Work to do - What follows is a set of records; restate each one word for word and drop the pictures.
══ Data lines
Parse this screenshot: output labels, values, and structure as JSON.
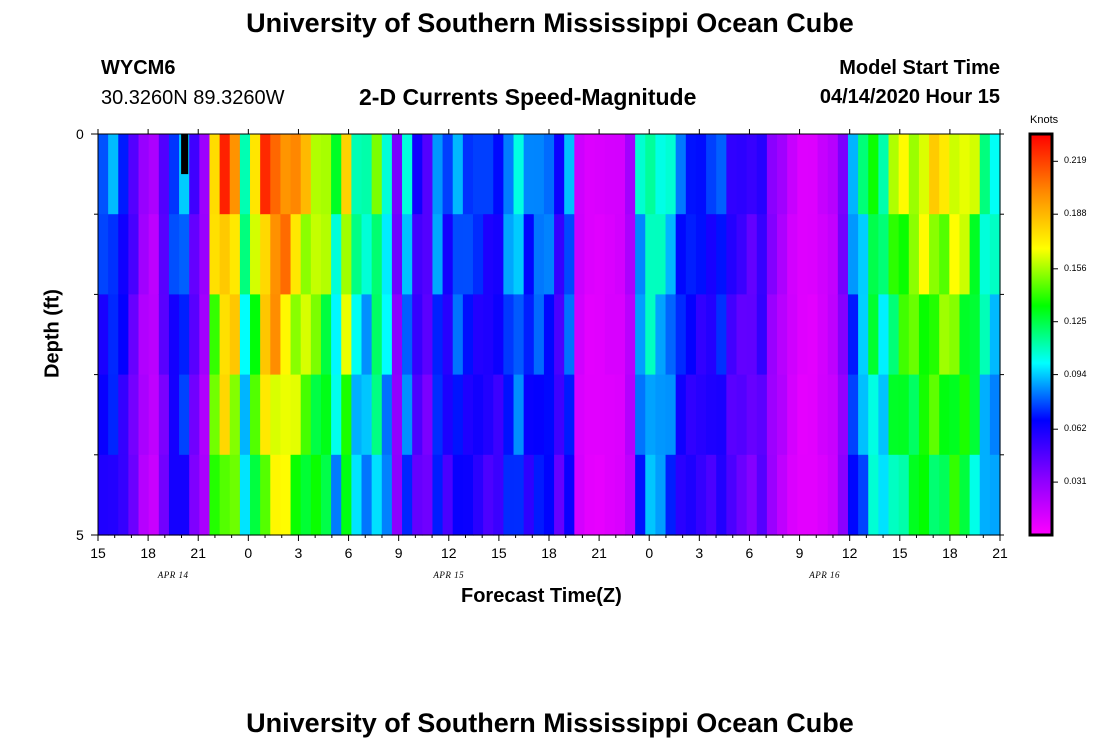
{
  "header": {
    "title": "University of Southern Mississippi Ocean Cube",
    "station": "WYCM6",
    "coords": "30.3260N 89.3260W",
    "subtitle": "2-D Currents Speed-Magnitude",
    "model_start_label": "Model Start Time",
    "model_start_value": "04/14/2020 Hour 15"
  },
  "footer": {
    "title": "University of Southern Mississippi Ocean Cube"
  },
  "chart_data": {
    "type": "heatmap",
    "title": "2-D Currents Speed-Magnitude",
    "xlabel": "Forecast Time(Z)",
    "ylabel": "Depth (ft)",
    "x_tick_labels": [
      "15",
      "18",
      "21",
      "0",
      "3",
      "6",
      "9",
      "12",
      "15",
      "18",
      "21",
      "0",
      "3",
      "6",
      "9",
      "12",
      "15",
      "18",
      "21"
    ],
    "date_labels": [
      {
        "label": "APR 14",
        "tick_index": 1.5
      },
      {
        "label": "APR 15",
        "tick_index": 7
      },
      {
        "label": "APR 16",
        "tick_index": 14.5
      }
    ],
    "y_tick_labels": [
      "0",
      "5"
    ],
    "ylim": [
      0,
      5
    ],
    "colorbar": {
      "unit": "Knots",
      "ticks": [
        "0.219",
        "0.188",
        "0.156",
        "0.125",
        "0.094",
        "0.062",
        "0.031"
      ],
      "range": [
        0.0,
        0.235
      ],
      "stops": [
        "#ff00ff",
        "#8800ff",
        "#0000ff",
        "#00ffff",
        "#00ff00",
        "#ffff00",
        "#ff8800",
        "#ff0000"
      ]
    },
    "depth_rows": 5,
    "hours_per_column": 1,
    "start_hour": 15,
    "column_speeds": [
      0.078,
      0.085,
      0.072,
      0.05,
      0.028,
      0.022,
      0.05,
      0.078,
      0.088,
      0.05,
      0.03,
      0.18,
      0.21,
      0.2,
      0.12,
      0.17,
      0.21,
      0.22,
      0.21,
      0.19,
      0.18,
      0.17,
      0.16,
      0.12,
      0.18,
      0.12,
      0.11,
      0.14,
      0.11,
      0.04,
      0.1,
      0.06,
      0.05,
      0.09,
      0.07,
      0.09,
      0.08,
      0.075,
      0.07,
      0.07,
      0.09,
      0.1,
      0.08,
      0.09,
      0.085,
      0.06,
      0.09,
      0.015,
      0.01,
      0.01,
      0.012,
      0.013,
      0.025,
      0.1,
      0.12,
      0.11,
      0.1,
      0.08,
      0.075,
      0.07,
      0.07,
      0.08,
      0.06,
      0.055,
      0.05,
      0.06,
      0.035,
      0.025,
      0.015,
      0.01,
      0.01,
      0.015,
      0.02,
      0.04,
      0.09,
      0.11,
      0.14,
      0.12,
      0.15,
      0.16,
      0.165,
      0.17,
      0.17,
      0.17,
      0.175,
      0.165,
      0.15,
      0.12,
      0.11
    ],
    "depth_factors": [
      1.0,
      0.92,
      0.85,
      0.8,
      0.75
    ],
    "masked_cells": [
      {
        "column": 8,
        "row": 0
      }
    ]
  }
}
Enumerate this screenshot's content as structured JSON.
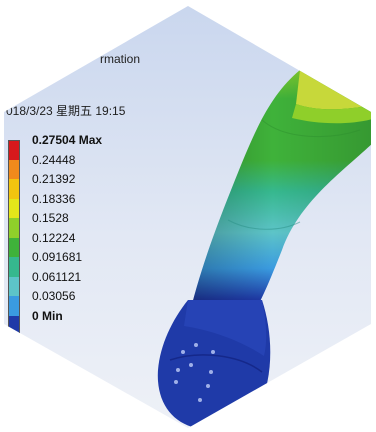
════
Task output -
Parse this screenshot: output labels, values, and structure as JSON.
{
  "header": {
    "title": "University of Southern Mississippi Ocean Cube",
    "station": "WYCM6",
    "coords": "30.3260N 89.3260W",
    "subtitle": "2-D Currents Speed-Magnitude",
    "model_start_label": "Model Start Time",
    "model_start_value": "04/14/2020 Hour 15"
  },
  "footer": {
    "title": "University of Southern Mississippi Ocean Cube"
  },
  "chart_data": {
    "type": "heatmap",
    "title": "2-D Currents Speed-Magnitude",
    "xlabel": "Forecast Time(Z)",
    "ylabel": "Depth (ft)",
    "x_tick_labels": [
      "15",
      "18",
      "21",
      "0",
      "3",
      "6",
      "9",
      "12",
      "15",
      "18",
      "21",
      "0",
      "3",
      "6",
      "9",
      "12",
      "15",
      "18",
      "21"
    ],
    "date_labels": [
      {
        "label": "APR 14",
        "tick_index": 1.5
      },
      {
        "label": "APR 15",
        "tick_index": 7
      },
      {
        "label": "APR 16",
        "tick_index": 14.5
      }
    ],
    "y_tick_labels": [
      "0",
      "5"
    ],
    "ylim": [
      0,
      5
    ],
    "colorbar": {
      "unit": "Knots",
      "ticks": [
        "0.219",
        "0.188",
        "0.156",
        "0.125",
        "0.094",
        "0.062",
        "0.031"
      ],
      "range": [
        0.0,
        0.235
      ],
      "stops": [
        "#ff00ff",
        "#8800ff",
        "#0000ff",
        "#00ffff",
        "#00ff00",
        "#ffff00",
        "#ff8800",
        "#ff0000"
      ]
    },
    "depth_rows": 5,
    "hours_per_column": 1,
    "start_hour": 15,
    "column_speeds": [
      0.078,
      0.085,
      0.072,
      0.05,
      0.028,
      0.022,
      0.05,
      0.078,
      0.088,
      0.05,
      0.03,
      0.18,
      0.21,
      0.2,
      0.12,
      0.17,
      0.21,
      0.22,
      0.21,
      0.19,
      0.18,
      0.17,
      0.16,
      0.12,
      0.18,
      0.12,
      0.11,
      0.14,
      0.11,
      0.04,
      0.1,
      0.06,
      0.05,
      0.09,
      0.07,
      0.09,
      0.08,
      0.075,
      0.07,
      0.07,
      0.09,
      0.1,
      0.08,
      0.09,
      0.085,
      0.06,
      0.09,
      0.015,
      0.01,
      0.01,
      0.012,
      0.013,
      0.025,
      0.1,
      0.12,
      0.11,
      0.1,
      0.08,
      0.075,
      0.07,
      0.07,
      0.08,
      0.06,
      0.055,
      0.05,
      0.06,
      0.035,
      0.025,
      0.015,
      0.01,
      0.01,
      0.015,
      0.02,
      0.04,
      0.09,
      0.11,
      0.14,
      0.12,
      0.15,
      0.16,
      0.165,
      0.17,
      0.17,
      0.17,
      0.175,
      0.165,
      0.15,
      0.12,
      0.11
    ],
    "depth_factors": [
      1.0,
      0.92,
      0.85,
      0.8,
      0.75
    ],
    "masked_cells": [
      {
        "column": 8,
        "row": 0
      }
    ]
  }
}
Enumerate this screenshot's content as structured JSON.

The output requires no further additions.